Exercise> Below are the entries; state how many of their lines contain the string "proteinuria", and nothing more.
[Working data Boundary: Start]
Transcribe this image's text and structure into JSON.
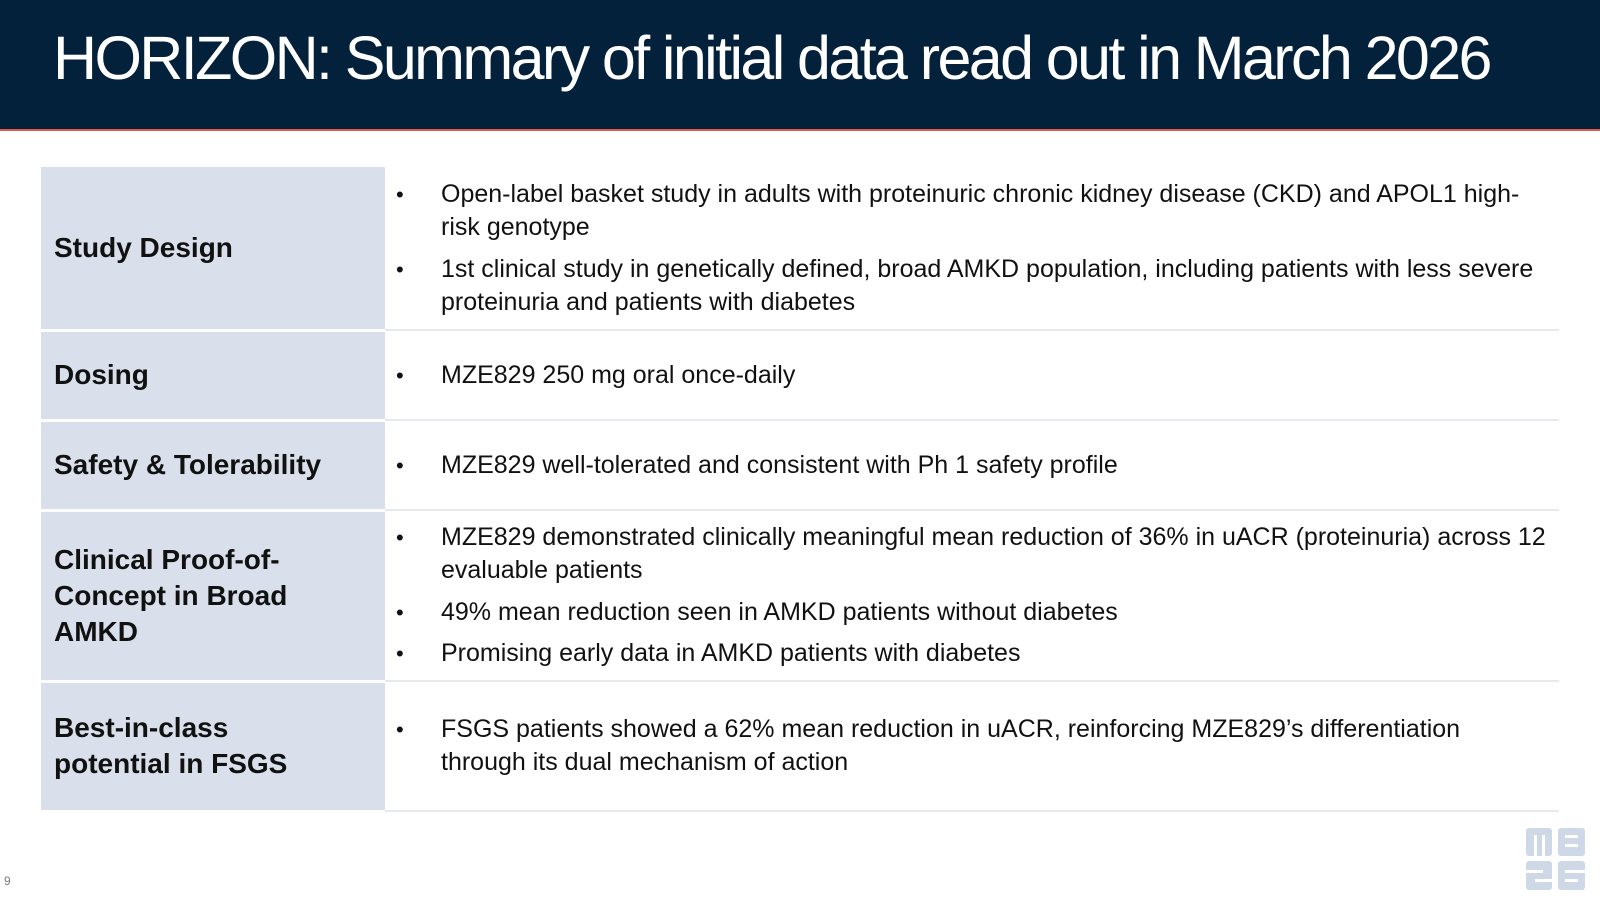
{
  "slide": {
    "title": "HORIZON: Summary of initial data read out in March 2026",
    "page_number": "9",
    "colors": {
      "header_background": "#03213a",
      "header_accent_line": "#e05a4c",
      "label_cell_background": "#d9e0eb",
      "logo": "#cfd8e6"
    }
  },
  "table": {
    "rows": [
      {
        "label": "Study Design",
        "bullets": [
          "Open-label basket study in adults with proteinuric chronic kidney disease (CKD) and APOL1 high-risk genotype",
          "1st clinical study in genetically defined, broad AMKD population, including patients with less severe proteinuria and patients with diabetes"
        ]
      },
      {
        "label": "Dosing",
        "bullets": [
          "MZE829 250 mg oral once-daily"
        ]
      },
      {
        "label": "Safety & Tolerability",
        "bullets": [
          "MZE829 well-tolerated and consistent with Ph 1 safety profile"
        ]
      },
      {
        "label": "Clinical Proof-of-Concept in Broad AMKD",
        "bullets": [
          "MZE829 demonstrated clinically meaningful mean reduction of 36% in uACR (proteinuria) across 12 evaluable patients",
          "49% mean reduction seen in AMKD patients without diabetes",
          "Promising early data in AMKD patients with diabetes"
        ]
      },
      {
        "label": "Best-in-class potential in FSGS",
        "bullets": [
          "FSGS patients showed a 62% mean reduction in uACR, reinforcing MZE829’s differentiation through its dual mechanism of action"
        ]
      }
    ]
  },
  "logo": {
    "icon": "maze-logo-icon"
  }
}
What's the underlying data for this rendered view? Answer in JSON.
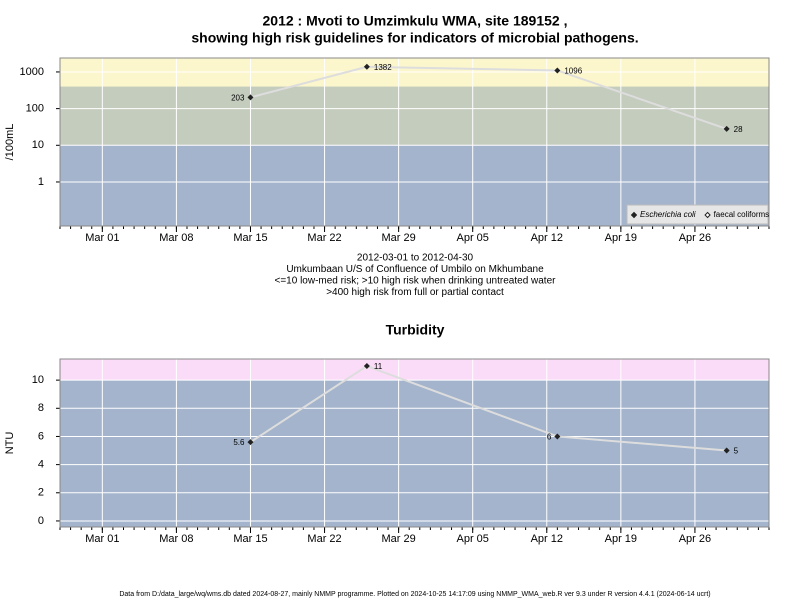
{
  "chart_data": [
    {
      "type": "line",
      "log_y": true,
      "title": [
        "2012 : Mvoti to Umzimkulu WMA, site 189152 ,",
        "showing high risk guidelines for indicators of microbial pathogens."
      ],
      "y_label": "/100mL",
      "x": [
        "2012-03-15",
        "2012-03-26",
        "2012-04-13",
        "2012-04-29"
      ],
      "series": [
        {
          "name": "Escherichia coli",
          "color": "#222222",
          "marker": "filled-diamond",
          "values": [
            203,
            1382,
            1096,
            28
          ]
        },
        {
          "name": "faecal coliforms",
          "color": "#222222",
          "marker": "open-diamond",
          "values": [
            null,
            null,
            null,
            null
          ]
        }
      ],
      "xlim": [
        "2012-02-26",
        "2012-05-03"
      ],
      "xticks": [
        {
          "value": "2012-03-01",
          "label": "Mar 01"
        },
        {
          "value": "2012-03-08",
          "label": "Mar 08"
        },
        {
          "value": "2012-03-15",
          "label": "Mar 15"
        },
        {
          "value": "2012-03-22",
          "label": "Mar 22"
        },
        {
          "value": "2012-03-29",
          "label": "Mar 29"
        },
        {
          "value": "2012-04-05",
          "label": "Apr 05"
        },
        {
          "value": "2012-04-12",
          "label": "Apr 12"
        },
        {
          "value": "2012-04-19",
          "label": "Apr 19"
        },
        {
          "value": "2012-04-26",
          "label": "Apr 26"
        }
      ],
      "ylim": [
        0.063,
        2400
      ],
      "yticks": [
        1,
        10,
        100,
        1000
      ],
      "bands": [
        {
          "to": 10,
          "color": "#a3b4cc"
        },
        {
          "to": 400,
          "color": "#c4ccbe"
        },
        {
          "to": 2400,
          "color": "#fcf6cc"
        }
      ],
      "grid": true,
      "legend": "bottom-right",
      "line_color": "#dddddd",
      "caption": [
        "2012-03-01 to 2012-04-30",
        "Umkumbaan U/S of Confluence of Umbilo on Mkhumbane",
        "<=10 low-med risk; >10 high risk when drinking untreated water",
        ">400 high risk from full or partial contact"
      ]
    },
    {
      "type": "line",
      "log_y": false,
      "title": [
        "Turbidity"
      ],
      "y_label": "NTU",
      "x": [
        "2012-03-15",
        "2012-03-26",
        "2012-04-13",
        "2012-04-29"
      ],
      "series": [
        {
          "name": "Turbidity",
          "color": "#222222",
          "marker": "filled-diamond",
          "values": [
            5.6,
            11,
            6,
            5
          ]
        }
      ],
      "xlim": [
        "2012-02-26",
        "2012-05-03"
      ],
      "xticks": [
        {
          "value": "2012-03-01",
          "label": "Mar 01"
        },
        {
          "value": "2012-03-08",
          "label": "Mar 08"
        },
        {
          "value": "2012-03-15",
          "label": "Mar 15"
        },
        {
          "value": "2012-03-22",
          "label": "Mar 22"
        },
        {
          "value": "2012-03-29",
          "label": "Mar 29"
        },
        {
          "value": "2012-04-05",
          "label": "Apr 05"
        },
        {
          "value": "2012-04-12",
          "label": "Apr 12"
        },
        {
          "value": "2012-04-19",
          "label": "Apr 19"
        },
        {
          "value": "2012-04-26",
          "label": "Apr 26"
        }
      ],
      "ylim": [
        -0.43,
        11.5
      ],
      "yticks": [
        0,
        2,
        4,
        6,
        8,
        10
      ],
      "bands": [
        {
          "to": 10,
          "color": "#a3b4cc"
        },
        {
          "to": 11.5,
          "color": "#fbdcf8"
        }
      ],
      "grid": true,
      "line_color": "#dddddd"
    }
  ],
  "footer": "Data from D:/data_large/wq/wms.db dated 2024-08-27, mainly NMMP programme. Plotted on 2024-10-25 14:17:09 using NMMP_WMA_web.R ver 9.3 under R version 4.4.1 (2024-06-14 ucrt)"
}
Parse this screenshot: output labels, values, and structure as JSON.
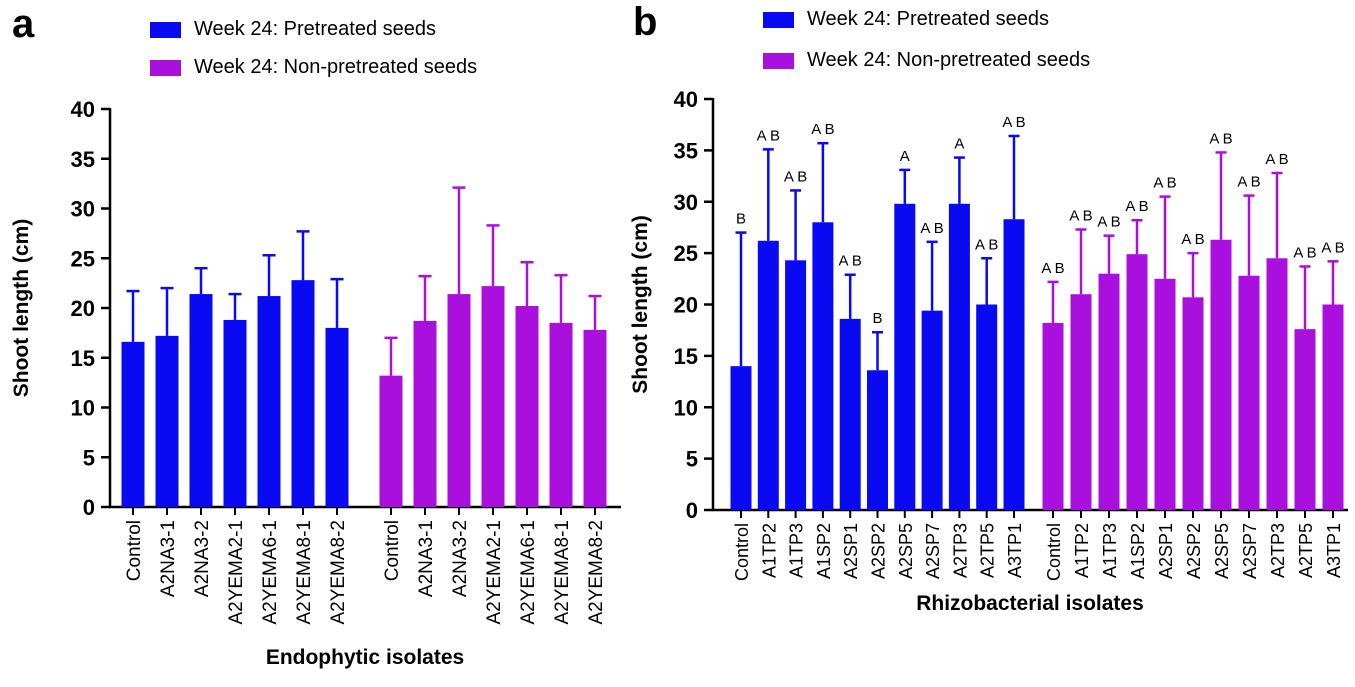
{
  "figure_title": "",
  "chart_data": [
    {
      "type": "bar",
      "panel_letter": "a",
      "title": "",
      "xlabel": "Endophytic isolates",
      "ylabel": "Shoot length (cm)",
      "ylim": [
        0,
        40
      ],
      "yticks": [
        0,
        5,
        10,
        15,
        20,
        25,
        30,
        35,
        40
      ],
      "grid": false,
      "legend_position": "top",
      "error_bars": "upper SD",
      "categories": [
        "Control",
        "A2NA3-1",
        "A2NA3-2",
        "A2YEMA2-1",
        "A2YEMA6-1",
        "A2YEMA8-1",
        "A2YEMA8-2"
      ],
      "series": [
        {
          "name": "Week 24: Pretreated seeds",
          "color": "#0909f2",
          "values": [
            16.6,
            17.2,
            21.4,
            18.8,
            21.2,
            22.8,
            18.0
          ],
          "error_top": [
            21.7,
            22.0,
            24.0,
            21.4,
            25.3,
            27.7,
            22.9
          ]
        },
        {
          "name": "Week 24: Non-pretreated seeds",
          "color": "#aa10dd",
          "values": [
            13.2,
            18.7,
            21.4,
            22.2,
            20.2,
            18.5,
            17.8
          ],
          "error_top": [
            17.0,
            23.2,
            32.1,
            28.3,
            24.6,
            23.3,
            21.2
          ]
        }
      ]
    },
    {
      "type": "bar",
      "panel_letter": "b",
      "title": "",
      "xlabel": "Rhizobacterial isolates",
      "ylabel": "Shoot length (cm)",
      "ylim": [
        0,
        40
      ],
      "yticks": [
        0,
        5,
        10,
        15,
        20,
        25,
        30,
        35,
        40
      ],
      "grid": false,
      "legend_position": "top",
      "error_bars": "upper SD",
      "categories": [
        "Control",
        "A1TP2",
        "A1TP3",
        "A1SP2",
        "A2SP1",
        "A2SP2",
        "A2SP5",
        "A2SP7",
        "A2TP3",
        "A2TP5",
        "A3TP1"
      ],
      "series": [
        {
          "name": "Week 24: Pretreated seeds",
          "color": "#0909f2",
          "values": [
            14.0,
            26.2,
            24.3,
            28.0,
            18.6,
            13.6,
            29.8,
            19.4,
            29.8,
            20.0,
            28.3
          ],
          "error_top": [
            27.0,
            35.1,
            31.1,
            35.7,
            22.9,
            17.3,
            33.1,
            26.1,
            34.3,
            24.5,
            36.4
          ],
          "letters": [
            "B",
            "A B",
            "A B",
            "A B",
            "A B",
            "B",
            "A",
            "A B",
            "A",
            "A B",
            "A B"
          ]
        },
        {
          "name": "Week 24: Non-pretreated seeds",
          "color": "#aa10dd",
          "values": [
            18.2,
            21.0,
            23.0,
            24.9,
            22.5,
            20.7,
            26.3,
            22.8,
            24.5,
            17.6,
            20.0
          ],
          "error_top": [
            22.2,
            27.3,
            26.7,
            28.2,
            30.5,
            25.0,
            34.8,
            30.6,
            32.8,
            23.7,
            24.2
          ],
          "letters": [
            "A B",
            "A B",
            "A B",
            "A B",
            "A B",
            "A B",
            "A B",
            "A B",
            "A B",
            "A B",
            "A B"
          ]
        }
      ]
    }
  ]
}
[Working data Boundary: End]
Solution to this task> 2